(Assigned task) Your answer must be an exact copy of the listing.
****************
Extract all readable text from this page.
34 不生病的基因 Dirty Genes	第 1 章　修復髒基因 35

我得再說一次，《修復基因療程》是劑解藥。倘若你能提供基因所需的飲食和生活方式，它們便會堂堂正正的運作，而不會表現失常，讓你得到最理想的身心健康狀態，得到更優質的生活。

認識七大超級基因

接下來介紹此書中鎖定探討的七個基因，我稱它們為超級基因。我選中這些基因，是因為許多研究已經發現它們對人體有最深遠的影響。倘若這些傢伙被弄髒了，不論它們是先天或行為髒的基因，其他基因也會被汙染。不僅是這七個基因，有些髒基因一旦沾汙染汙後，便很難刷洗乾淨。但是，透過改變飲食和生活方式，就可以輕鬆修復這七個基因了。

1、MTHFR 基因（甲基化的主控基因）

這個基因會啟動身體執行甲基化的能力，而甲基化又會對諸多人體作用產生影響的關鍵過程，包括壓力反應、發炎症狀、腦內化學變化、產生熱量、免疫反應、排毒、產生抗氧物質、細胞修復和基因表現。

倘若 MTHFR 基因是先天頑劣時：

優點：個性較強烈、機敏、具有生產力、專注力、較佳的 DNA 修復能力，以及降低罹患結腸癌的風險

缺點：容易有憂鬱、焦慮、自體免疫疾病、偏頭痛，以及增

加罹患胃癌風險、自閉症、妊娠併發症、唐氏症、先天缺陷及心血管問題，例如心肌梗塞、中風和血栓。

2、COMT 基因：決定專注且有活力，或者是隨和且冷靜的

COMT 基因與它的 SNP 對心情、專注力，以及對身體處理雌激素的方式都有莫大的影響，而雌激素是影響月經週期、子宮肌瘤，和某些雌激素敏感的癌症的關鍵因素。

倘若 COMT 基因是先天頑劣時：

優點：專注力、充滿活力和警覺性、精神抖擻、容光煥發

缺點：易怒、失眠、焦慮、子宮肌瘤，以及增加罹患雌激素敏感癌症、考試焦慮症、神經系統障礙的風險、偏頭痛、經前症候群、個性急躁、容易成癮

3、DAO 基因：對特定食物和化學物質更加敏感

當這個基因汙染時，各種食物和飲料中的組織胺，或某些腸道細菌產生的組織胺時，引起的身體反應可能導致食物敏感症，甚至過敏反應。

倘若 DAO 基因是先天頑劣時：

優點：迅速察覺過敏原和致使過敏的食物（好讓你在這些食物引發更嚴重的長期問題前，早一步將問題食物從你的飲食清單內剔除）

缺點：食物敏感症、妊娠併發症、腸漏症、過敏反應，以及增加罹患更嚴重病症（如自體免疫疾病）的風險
****************
(Answer area)
Extract all readable text from this page.
34 不生病的基因 Dirty Genes	第 1 章　修復髒基因 35

我得再說一次，《修復基因療程》是劑解藥。倘若你能提供基因所需的飲食和生活方式，它們便會堂堂正正的運作，而不會表現失常，讓你得到最理想的身心健康狀態，得到更優質的生活。

認識七大超級基因

接下來介紹此書中鎖定探討的七個基因，我稱它們為超級基因。我選中這些基因，是因為許多研究已經發現它們對人體有最深遠的影響。倘若這些傢伙被弄髒了，不論它們是先天或行為髒的基因，其他基因也會被汙染。不僅是這七個基因，有些髒基因一旦沾汙染汙後，便很難刷洗乾淨。但是，透過改變飲食和生活方式，就可以輕鬆修復這七個基因了。

1、MTHFR 基因（甲基化的主控基因）

這個基因會啟動身體執行甲基化的能力，而甲基化又會對諸多人體作用產生影響的關鍵過程，包括壓力反應、發炎症狀、腦內化學變化、產生熱量、免疫反應、排毒、產生抗氧物質、細胞修復和基因表現。

倘若 MTHFR 基因是先天頑劣時：

優點：個性較強烈、機敏、具有生產力、專注力、較佳的 DNA 修復能力，以及降低罹患結腸癌的風險

缺點：容易有憂鬱、焦慮、自體免疫疾病、偏頭痛，以及增

加罹患胃癌風險、自閉症、妊娠併發症、唐氏症、先天缺陷及心血管問題，例如心肌梗塞、中風和血栓。

2、COMT 基因：決定專注且有活力，或者是隨和且冷靜的

COMT 基因與它的 SNP 對心情、專注力，以及對身體處理雌激素的方式都有莫大的影響，而雌激素是影響月經週期、子宮肌瘤，和某些雌激素敏感的癌症的關鍵因素。

倘若 COMT 基因是先天頑劣時：

優點：專注力、充滿活力和警覺性、精神抖擻、容光煥發

缺點：易怒、失眠、焦慮、子宮肌瘤，以及增加罹患雌激素敏感癌症、考試焦慮症、神經系統障礙的風險、偏頭痛、經前症候群、個性急躁、容易成癮

3、DAO 基因：對特定食物和化學物質更加敏感

當這個基因汙染時，各種食物和飲料中的組織胺，或某些腸道細菌產生的組織胺時，引起的身體反應可能導致食物敏感症，甚至過敏反應。

倘若 DAO 基因是先天頑劣時：

優點：迅速察覺過敏原和致使過敏的食物（好讓你在這些食物引發更嚴重的長期問題前，早一步將問題食物從你的飲食清單內剔除）

缺點：食物敏感症、妊娠併發症、腸漏症、過敏反應，以及增加罹患更嚴重病症（如自體免疫疾病）的風險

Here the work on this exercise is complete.